Records about charts and figures:
◆ ◆ ◆
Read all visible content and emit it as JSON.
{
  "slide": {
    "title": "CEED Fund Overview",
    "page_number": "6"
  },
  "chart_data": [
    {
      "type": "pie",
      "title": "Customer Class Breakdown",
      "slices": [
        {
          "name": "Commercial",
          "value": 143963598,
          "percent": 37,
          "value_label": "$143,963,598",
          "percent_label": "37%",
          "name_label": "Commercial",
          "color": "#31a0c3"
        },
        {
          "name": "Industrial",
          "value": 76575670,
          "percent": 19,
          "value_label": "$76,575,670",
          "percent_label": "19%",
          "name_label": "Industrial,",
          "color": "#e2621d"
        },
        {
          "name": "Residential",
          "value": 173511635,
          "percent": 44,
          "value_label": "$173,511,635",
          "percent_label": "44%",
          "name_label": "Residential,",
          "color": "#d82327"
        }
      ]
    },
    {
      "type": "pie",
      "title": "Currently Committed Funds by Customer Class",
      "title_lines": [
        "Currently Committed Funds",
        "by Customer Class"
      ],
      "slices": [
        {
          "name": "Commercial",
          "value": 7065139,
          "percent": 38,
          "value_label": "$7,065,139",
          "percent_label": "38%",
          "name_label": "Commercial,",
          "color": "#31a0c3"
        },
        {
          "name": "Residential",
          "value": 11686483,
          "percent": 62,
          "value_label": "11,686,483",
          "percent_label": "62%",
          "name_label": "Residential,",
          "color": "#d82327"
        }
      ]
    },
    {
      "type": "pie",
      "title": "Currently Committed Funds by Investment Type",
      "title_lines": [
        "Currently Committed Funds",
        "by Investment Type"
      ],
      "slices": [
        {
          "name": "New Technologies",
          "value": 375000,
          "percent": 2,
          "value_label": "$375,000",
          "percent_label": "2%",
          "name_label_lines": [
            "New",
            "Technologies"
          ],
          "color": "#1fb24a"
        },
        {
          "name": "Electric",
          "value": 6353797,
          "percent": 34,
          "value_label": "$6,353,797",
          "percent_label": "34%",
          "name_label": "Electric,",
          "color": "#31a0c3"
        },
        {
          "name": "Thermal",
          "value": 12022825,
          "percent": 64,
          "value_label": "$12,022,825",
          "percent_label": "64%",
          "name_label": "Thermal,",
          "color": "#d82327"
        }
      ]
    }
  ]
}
◆ ◆ ◆
List all lines from the entries that include the word "Investment".

      "title": "Currently Committed Funds by Investment Type",
        "by Investment Type"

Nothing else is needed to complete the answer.